▶ _WORK REQUIRED_: In the entries that follow, count each line containing "centers" and state the total, nothing more.

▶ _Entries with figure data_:
○ ○ ○ ○ ○
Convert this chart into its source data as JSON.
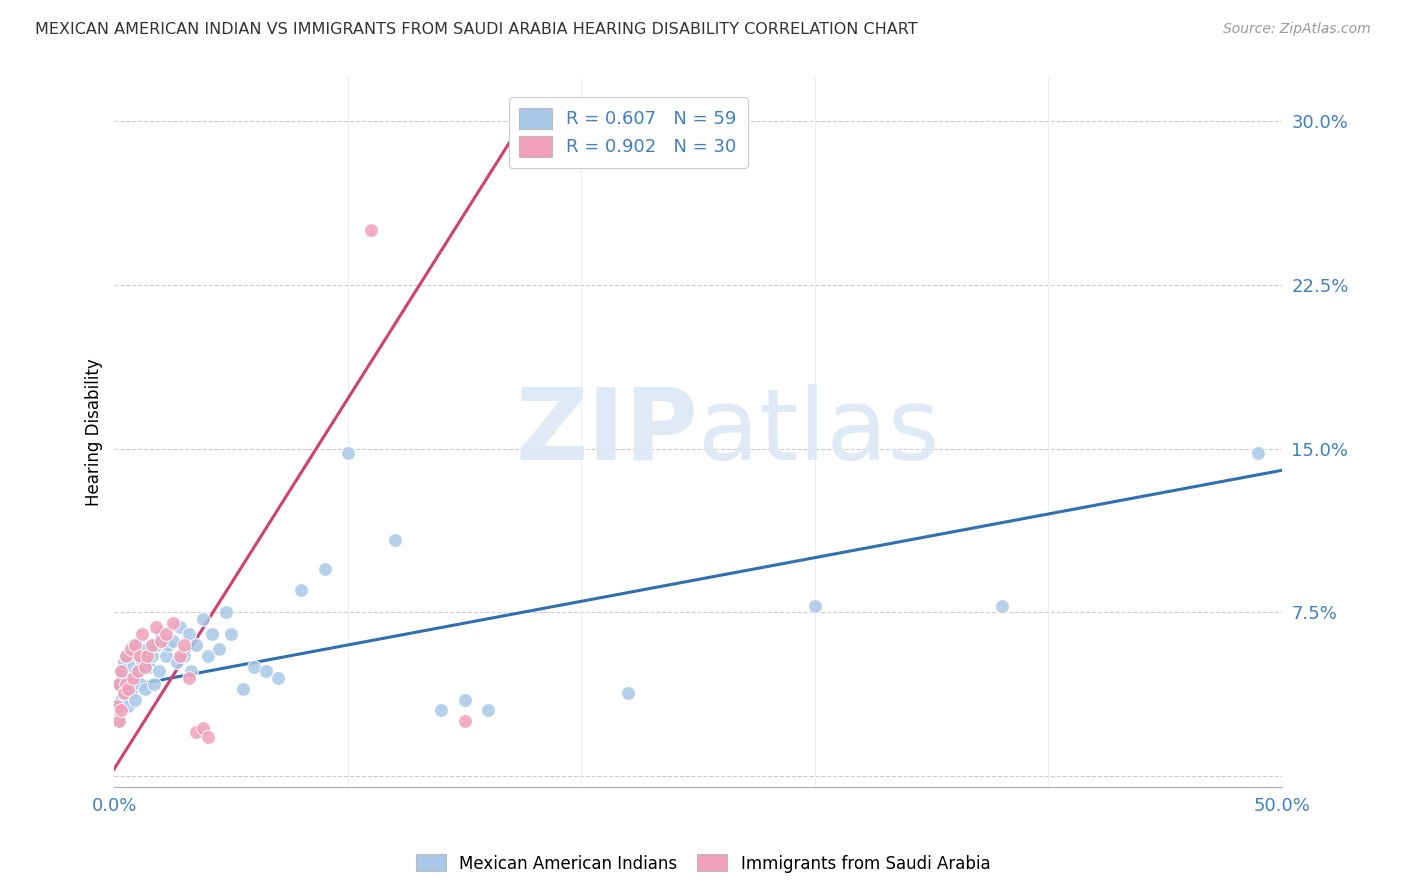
{
  "title": "MEXICAN AMERICAN INDIAN VS IMMIGRANTS FROM SAUDI ARABIA HEARING DISABILITY CORRELATION CHART",
  "source": "Source: ZipAtlas.com",
  "ylabel": "Hearing Disability",
  "xlim": [
    0.0,
    0.5
  ],
  "ylim": [
    -0.005,
    0.32
  ],
  "xticks": [
    0.0,
    0.1,
    0.2,
    0.3,
    0.4,
    0.5
  ],
  "yticks": [
    0.0,
    0.075,
    0.15,
    0.225,
    0.3
  ],
  "ytick_labels": [
    "",
    "7.5%",
    "15.0%",
    "22.5%",
    "30.0%"
  ],
  "xtick_labels": [
    "0.0%",
    "",
    "",
    "",
    "",
    "50.0%"
  ],
  "color_blue": "#a8c8e8",
  "color_pink": "#f0a0b8",
  "color_blue_fill": "#a8c8e8",
  "color_pink_fill": "#f0a0b8",
  "color_blue_line": "#3070b0",
  "color_pink_line": "#d04070",
  "color_blue_text": "#4080c0",
  "watermark_color": "#dce8f5",
  "blue_scatter_x": [
    0.001,
    0.002,
    0.002,
    0.003,
    0.003,
    0.004,
    0.004,
    0.005,
    0.005,
    0.006,
    0.006,
    0.007,
    0.007,
    0.008,
    0.008,
    0.009,
    0.009,
    0.01,
    0.01,
    0.011,
    0.012,
    0.013,
    0.014,
    0.015,
    0.016,
    0.017,
    0.018,
    0.019,
    0.02,
    0.022,
    0.023,
    0.025,
    0.027,
    0.028,
    0.03,
    0.032,
    0.033,
    0.035,
    0.038,
    0.04,
    0.042,
    0.045,
    0.048,
    0.05,
    0.055,
    0.06,
    0.065,
    0.07,
    0.08,
    0.09,
    0.1,
    0.12,
    0.14,
    0.15,
    0.16,
    0.22,
    0.3,
    0.38,
    0.49
  ],
  "blue_scatter_y": [
    0.03,
    0.025,
    0.042,
    0.035,
    0.048,
    0.038,
    0.052,
    0.04,
    0.055,
    0.032,
    0.045,
    0.058,
    0.038,
    0.05,
    0.06,
    0.035,
    0.045,
    0.055,
    0.048,
    0.042,
    0.052,
    0.04,
    0.058,
    0.05,
    0.055,
    0.042,
    0.06,
    0.048,
    0.065,
    0.055,
    0.06,
    0.062,
    0.052,
    0.068,
    0.055,
    0.065,
    0.048,
    0.06,
    0.072,
    0.055,
    0.065,
    0.058,
    0.075,
    0.065,
    0.04,
    0.05,
    0.048,
    0.045,
    0.085,
    0.095,
    0.148,
    0.108,
    0.03,
    0.035,
    0.03,
    0.038,
    0.078,
    0.078,
    0.148
  ],
  "pink_scatter_x": [
    0.001,
    0.002,
    0.002,
    0.003,
    0.003,
    0.004,
    0.005,
    0.005,
    0.006,
    0.007,
    0.008,
    0.009,
    0.01,
    0.011,
    0.012,
    0.013,
    0.014,
    0.016,
    0.018,
    0.02,
    0.022,
    0.025,
    0.028,
    0.03,
    0.032,
    0.035,
    0.038,
    0.04,
    0.11,
    0.15
  ],
  "pink_scatter_y": [
    0.032,
    0.025,
    0.042,
    0.03,
    0.048,
    0.038,
    0.042,
    0.055,
    0.04,
    0.058,
    0.045,
    0.06,
    0.048,
    0.055,
    0.065,
    0.05,
    0.055,
    0.06,
    0.068,
    0.062,
    0.065,
    0.07,
    0.055,
    0.06,
    0.045,
    0.02,
    0.022,
    0.018,
    0.25,
    0.025
  ],
  "blue_line_x": [
    0.0,
    0.5
  ],
  "blue_line_y": [
    0.04,
    0.14
  ],
  "pink_line_x": [
    -0.002,
    0.175
  ],
  "pink_line_y": [
    0.0,
    0.3
  ]
}
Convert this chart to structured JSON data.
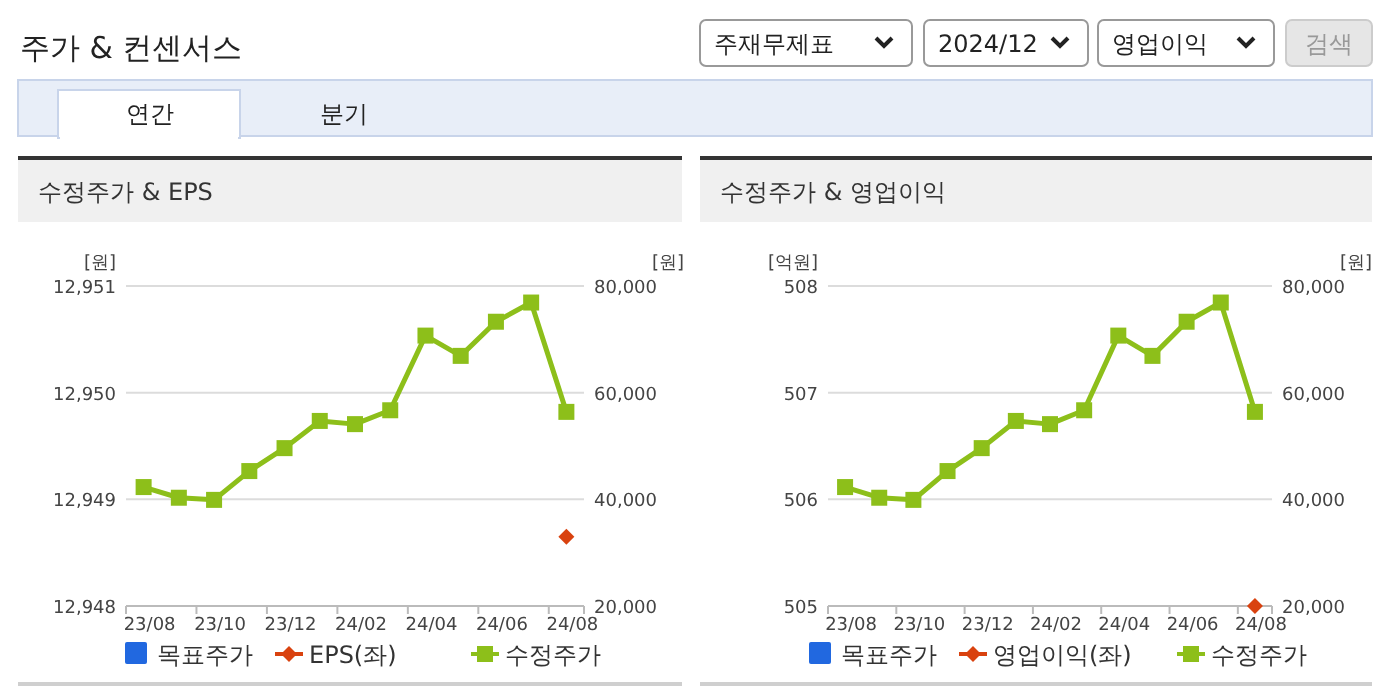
{
  "chart_data": [
    {
      "type": "other",
      "title": "주가 & 컨센서스",
      "annotations": [
        "주재무제표",
        "2024/12",
        "영업이익",
        "검색",
        "연간",
        "분기"
      ]
    },
    {
      "type": "line",
      "title": "수정주가 & EPS",
      "ylabel": "[원]",
      "y2label": "[원]",
      "categories": [
        "23/08",
        null,
        "23/10",
        null,
        "23/12",
        null,
        "24/02",
        null,
        "24/04",
        null,
        "24/06",
        null,
        "24/08"
      ],
      "ylim": [
        12948,
        12951
      ],
      "yticks": [
        {
          "value": 12948,
          "label": "12,948"
        },
        {
          "value": 12949,
          "label": "12,949"
        },
        {
          "value": 12950,
          "label": "12,950"
        },
        {
          "value": 12951,
          "label": "12,951"
        }
      ],
      "y2lim": [
        20000,
        80000
      ],
      "y2ticks": [
        {
          "value": 20000,
          "label": "20,000"
        },
        {
          "value": 40000,
          "label": "40,000"
        },
        {
          "value": 60000,
          "label": "60,000"
        },
        {
          "value": 80000,
          "label": "80,000"
        }
      ],
      "grid": "y",
      "legend": "bottom",
      "series": [
        {
          "name": "목표주가",
          "color": "#2168e0",
          "marker": "square",
          "values": [
            null,
            null,
            null,
            null,
            null,
            null,
            null,
            null,
            null,
            null,
            null,
            null,
            null
          ]
        },
        {
          "name": "EPS(좌)",
          "color": "#d9420f",
          "marker": "diamond",
          "values": [
            null,
            null,
            null,
            null,
            null,
            null,
            null,
            null,
            null,
            null,
            null,
            null,
            12948.65
          ]
        },
        {
          "name": "수정주가",
          "color": "#8dbf1a",
          "marker": "square",
          "axis": "y2",
          "values": [
            42300,
            40300,
            39900,
            45300,
            49600,
            54700,
            54100,
            56700,
            70700,
            66900,
            73300,
            76900,
            56400
          ]
        }
      ]
    },
    {
      "type": "line",
      "title": "수정주가 & 영업이익",
      "ylabel": "[억원]",
      "y2label": "[원]",
      "categories": [
        "23/08",
        null,
        "23/10",
        null,
        "23/12",
        null,
        "24/02",
        null,
        "24/04",
        null,
        "24/06",
        null,
        "24/08"
      ],
      "ylim": [
        505,
        508
      ],
      "yticks": [
        505,
        506,
        507,
        508
      ],
      "y2lim": [
        20000,
        80000
      ],
      "y2ticks": [
        {
          "value": 20000,
          "label": "20,000"
        },
        {
          "value": 40000,
          "label": "40,000"
        },
        {
          "value": 60000,
          "label": "60,000"
        },
        {
          "value": 80000,
          "label": "80,000"
        }
      ],
      "grid": "y",
      "legend": "bottom",
      "series": [
        {
          "name": "목표주가",
          "color": "#2168e0",
          "marker": "square",
          "values": [
            null,
            null,
            null,
            null,
            null,
            null,
            null,
            null,
            null,
            null,
            null,
            null,
            null
          ]
        },
        {
          "name": "영업이익(좌)",
          "color": "#d9420f",
          "marker": "diamond",
          "values": [
            null,
            null,
            null,
            null,
            null,
            null,
            null,
            null,
            null,
            null,
            null,
            null,
            505
          ]
        },
        {
          "name": "수정주가",
          "color": "#8dbf1a",
          "marker": "square",
          "axis": "y2",
          "values": [
            42300,
            40300,
            39900,
            45300,
            49600,
            54700,
            54100,
            56700,
            70700,
            66900,
            73300,
            76900,
            56400
          ]
        }
      ]
    }
  ]
}
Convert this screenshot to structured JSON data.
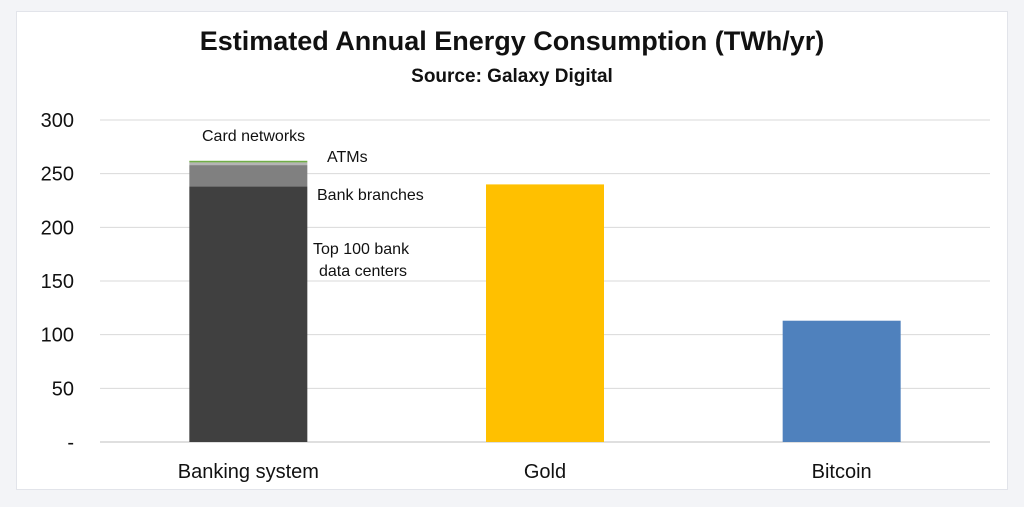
{
  "chart_data": {
    "type": "bar",
    "title": "Estimated Annual Energy Consumption (TWh/yr)",
    "subtitle": "Source: Galaxy Digital",
    "xlabel": "",
    "ylabel": "",
    "ylim": [
      0,
      300
    ],
    "yticks": [
      {
        "value": 0,
        "label": "-"
      },
      {
        "value": 50,
        "label": "50"
      },
      {
        "value": 100,
        "label": "100"
      },
      {
        "value": 150,
        "label": "150"
      },
      {
        "value": 200,
        "label": "200"
      },
      {
        "value": 250,
        "label": "250"
      },
      {
        "value": 300,
        "label": "300"
      }
    ],
    "grid": true,
    "categories": [
      "Banking system",
      "Gold",
      "Bitcoin"
    ],
    "stacked_series": [
      {
        "name": "Top 100 bank data centers",
        "category": "Banking system",
        "value": 238,
        "color": "#404040"
      },
      {
        "name": "Bank branches",
        "category": "Banking system",
        "value": 20,
        "color": "#808080"
      },
      {
        "name": "ATMs",
        "category": "Banking system",
        "value": 2.5,
        "color": "#b4b4b4"
      },
      {
        "name": "Card networks",
        "category": "Banking system",
        "value": 1.5,
        "color": "#70ad47"
      }
    ],
    "bars": [
      {
        "category": "Gold",
        "value": 240,
        "color": "#ffc000"
      },
      {
        "category": "Bitcoin",
        "value": 113,
        "color": "#4f81bd"
      }
    ],
    "annotations": [
      {
        "text": "Card networks"
      },
      {
        "text": "ATMs"
      },
      {
        "text": "Bank branches"
      },
      {
        "lines": [
          "Top 100 bank",
          "data centers"
        ]
      }
    ]
  }
}
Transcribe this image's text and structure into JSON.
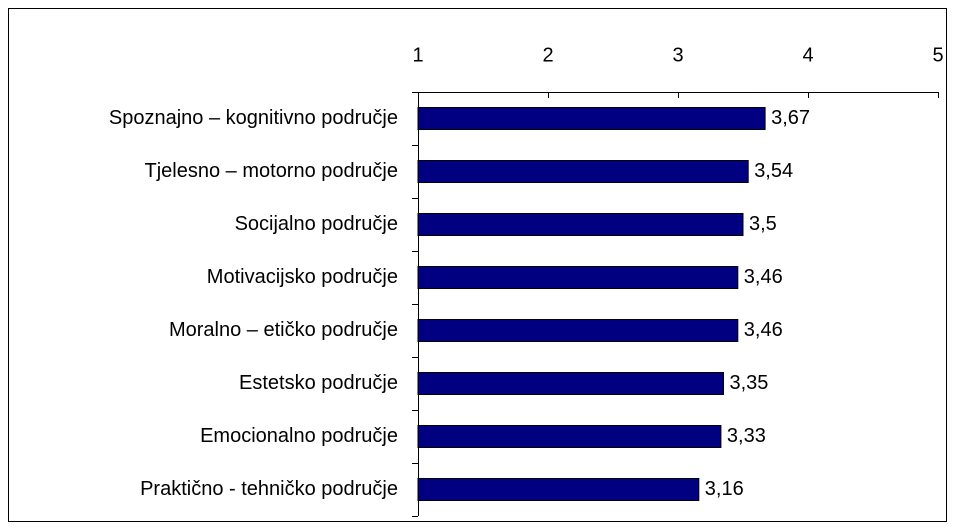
○ ○ ○ ○ ○
▶ _EXERCISE ANSWER_: 2